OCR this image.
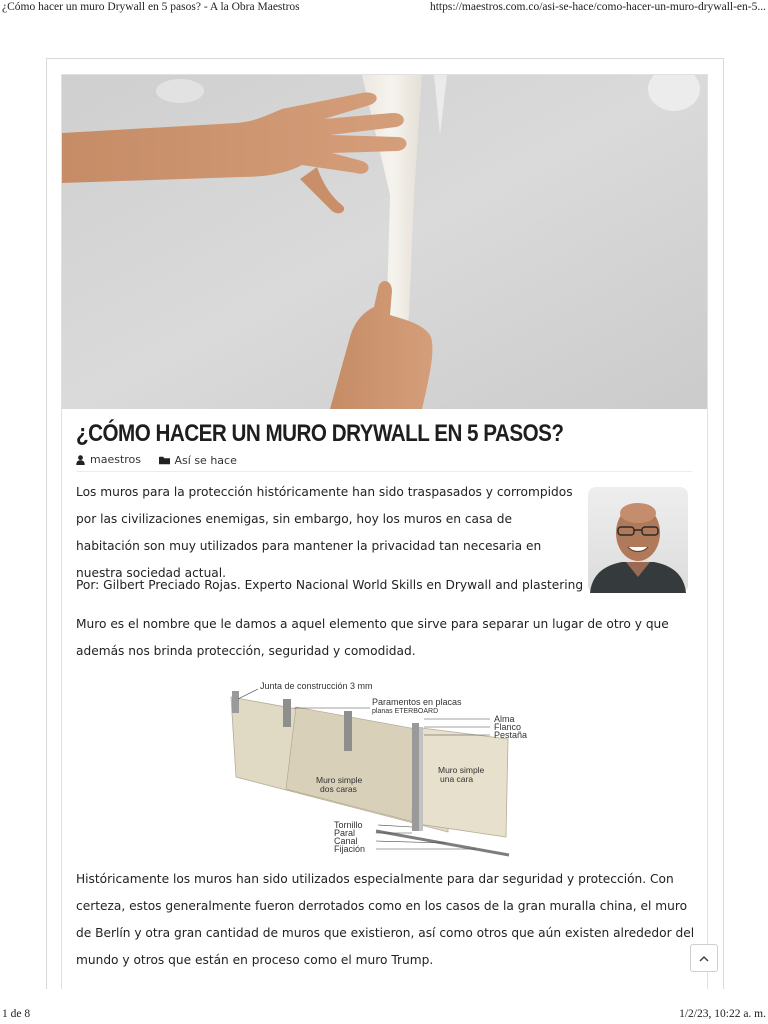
¿Cómo hacer un muro Drywall en 5 pasos? - A la Obra Maestros	https://maestros.com.co/asi-se-hace/como-hacer-un-muro-drywall-en-5...
¿CÓMO HACER UN MURO DRYWALL EN 5 PASOS?
maestros
	Así se hace

Los muros para la protección históricamente han sido traspasados y corrompidos por las civilizaciones enemigas, sin embargo, hoy los muros en casa de habitación son muy utilizados para mantener la privacidad tan necesaria en nuestra sociedad actual.

Por: Gilbert Preciado Rojas. Experto Nacional World Skills en Drywall and plastering

Muro es el nombre que le damos a aquel elemento que sirve para separar un lugar de otro y que además nos brinda protección, seguridad y comodidad.

Junta de construcción 3 mm
Paramentos en placas
planas ETERBOARD
Alma
Flanco
Pestaña
Muro simple
una cara
Muro simple
dos caras
Tornillo
Paral
Canal
Fijación

Históricamente los muros han sido utilizados especialmente para dar seguridad y protección. Con certeza, estos generalmente fueron derrotados como en los casos de la gran muralla china, el muro de Berlín y otra gran cantidad de muros que existieron, así como otros que aún existen alrededor del mundo y otros que están en proceso como el muro Trump.

1 de 8	1/2/23, 10:22 a. m.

◇ ◇ ◇ ◇ ◇ ◇ ◇

- **Job**:
Copy every line that contains the string "seguridad".

- **Solved problem**:
Muro es el nombre que le damos a aquel elemento que sirve para separar un lugar de otro y que además nos brinda protección, seguridad y comodidad.
Históricamente los muros han sido utilizados especialmente para dar seguridad y protección. Con certeza, estos generalmente fueron derrotados como en los casos de la gran muralla china, el muro de Berlín y otra gran cantidad de muros que existieron, así como otros que aún existen alrededor del mundo y otros que están en proceso como el muro Trump.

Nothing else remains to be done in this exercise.